Problem requirements.
Transcribe every line of the records verbatim.
━━━ The input ━━━
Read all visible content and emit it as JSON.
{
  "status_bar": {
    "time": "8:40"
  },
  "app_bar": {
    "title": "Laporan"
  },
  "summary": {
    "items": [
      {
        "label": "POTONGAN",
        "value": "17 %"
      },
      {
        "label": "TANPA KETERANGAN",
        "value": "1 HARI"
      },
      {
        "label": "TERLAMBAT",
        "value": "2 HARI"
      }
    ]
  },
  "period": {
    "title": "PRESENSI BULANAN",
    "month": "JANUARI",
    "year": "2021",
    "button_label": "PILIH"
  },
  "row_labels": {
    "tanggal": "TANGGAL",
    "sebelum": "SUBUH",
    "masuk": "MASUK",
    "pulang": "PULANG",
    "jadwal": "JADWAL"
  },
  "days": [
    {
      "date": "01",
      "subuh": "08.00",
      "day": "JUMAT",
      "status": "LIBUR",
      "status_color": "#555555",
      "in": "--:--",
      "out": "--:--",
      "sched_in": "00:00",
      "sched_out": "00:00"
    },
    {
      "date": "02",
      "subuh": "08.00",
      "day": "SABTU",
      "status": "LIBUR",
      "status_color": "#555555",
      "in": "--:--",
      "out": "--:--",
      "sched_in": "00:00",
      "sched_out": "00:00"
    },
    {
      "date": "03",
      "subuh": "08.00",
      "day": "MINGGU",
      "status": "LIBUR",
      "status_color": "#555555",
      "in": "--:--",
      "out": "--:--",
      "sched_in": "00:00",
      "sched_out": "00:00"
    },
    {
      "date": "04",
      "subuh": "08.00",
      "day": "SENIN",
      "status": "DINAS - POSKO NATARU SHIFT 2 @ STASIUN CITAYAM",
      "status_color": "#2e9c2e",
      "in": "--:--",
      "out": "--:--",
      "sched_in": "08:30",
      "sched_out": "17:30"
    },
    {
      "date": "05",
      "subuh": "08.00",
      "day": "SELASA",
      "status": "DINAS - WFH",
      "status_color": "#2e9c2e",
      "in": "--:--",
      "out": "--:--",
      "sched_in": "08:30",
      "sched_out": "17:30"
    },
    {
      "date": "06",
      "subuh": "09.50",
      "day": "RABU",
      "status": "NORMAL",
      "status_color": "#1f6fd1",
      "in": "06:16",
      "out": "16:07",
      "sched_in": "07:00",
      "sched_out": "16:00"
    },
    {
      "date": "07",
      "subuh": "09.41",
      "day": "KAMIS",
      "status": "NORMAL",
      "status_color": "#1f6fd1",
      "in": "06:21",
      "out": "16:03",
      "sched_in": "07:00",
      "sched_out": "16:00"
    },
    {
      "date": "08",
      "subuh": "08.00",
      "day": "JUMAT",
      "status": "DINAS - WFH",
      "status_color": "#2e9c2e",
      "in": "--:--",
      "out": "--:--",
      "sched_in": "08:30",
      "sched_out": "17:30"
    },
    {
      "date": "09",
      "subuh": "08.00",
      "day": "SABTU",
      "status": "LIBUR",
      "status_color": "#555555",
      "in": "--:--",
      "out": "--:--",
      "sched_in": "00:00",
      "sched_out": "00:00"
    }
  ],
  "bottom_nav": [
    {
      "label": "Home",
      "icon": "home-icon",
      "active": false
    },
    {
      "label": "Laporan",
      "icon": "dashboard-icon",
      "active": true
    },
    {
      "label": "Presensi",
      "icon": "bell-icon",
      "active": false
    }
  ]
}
━━━
Result of the exercise.
Read all visible content and emit it as JSON.
{
  "status_bar": {
    "time": "8:40"
  },
  "app_bar": {
    "title": "Laporan"
  },
  "summary": {
    "items": [
      {
        "label": "POTONGAN",
        "value": "17 %"
      },
      {
        "label": "TANPA KETERANGAN",
        "value": "1 HARI"
      },
      {
        "label": "TERLAMBAT",
        "value": "2 HARI"
      }
    ]
  },
  "period": {
    "title": "PRESENSI BULANAN",
    "month": "JANUARI",
    "year": "2021",
    "button_label": "PILIH"
  },
  "row_labels": {
    "tanggal": "TANGGAL",
    "sebelum": "SUBUH",
    "masuk": "MASUK",
    "pulang": "PULANG",
    "jadwal": "JADWAL"
  },
  "days": [
    {
      "date": "01",
      "subuh": "08.00",
      "day": "JUMAT",
      "status": "LIBUR",
      "status_color": "#555555",
      "in": "--:--",
      "out": "--:--",
      "sched_in": "00:00",
      "sched_out": "00:00"
    },
    {
      "date": "02",
      "subuh": "08.00",
      "day": "SABTU",
      "status": "LIBUR",
      "status_color": "#555555",
      "in": "--:--",
      "out": "--:--",
      "sched_in": "00:00",
      "sched_out": "00:00"
    },
    {
      "date": "03",
      "subuh": "08.00",
      "day": "MINGGU",
      "status": "LIBUR",
      "status_color": "#555555",
      "in": "--:--",
      "out": "--:--",
      "sched_in": "00:00",
      "sched_out": "00:00"
    },
    {
      "date": "04",
      "subuh": "08.00",
      "day": "SENIN",
      "status": "DINAS - POSKO NATARU SHIFT 2 @ STASIUN CITAYAM",
      "status_color": "#2e9c2e",
      "in": "--:--",
      "out": "--:--",
      "sched_in": "08:30",
      "sched_out": "17:30"
    },
    {
      "date": "05",
      "subuh": "08.00",
      "day": "SELASA",
      "status": "DINAS - WFH",
      "status_color": "#2e9c2e",
      "in": "--:--",
      "out": "--:--",
      "sched_in": "08:30",
      "sched_out": "17:30"
    },
    {
      "date": "06",
      "subuh": "09.50",
      "day": "RABU",
      "status": "NORMAL",
      "status_color": "#1f6fd1",
      "in": "06:16",
      "out": "16:07",
      "sched_in": "07:00",
      "sched_out": "16:00"
    },
    {
      "date": "07",
      "subuh": "09.41",
      "day": "KAMIS",
      "status": "NORMAL",
      "status_color": "#1f6fd1",
      "in": "06:21",
      "out": "16:03",
      "sched_in": "07:00",
      "sched_out": "16:00"
    },
    {
      "date": "08",
      "subuh": "08.00",
      "day": "JUMAT",
      "status": "DINAS - WFH",
      "status_color": "#2e9c2e",
      "in": "--:--",
      "out": "--:--",
      "sched_in": "08:30",
      "sched_out": "17:30"
    },
    {
      "date": "09",
      "subuh": "08.00",
      "day": "SABTU",
      "status": "LIBUR",
      "status_color": "#555555",
      "in": "--:--",
      "out": "--:--",
      "sched_in": "00:00",
      "sched_out": "00:00"
    }
  ],
  "bottom_nav": [
    {
      "label": "Home",
      "icon": "home-icon",
      "active": false
    },
    {
      "label": "Laporan",
      "icon": "dashboard-icon",
      "active": true
    },
    {
      "label": "Presensi",
      "icon": "bell-icon",
      "active": false
    }
  ]
}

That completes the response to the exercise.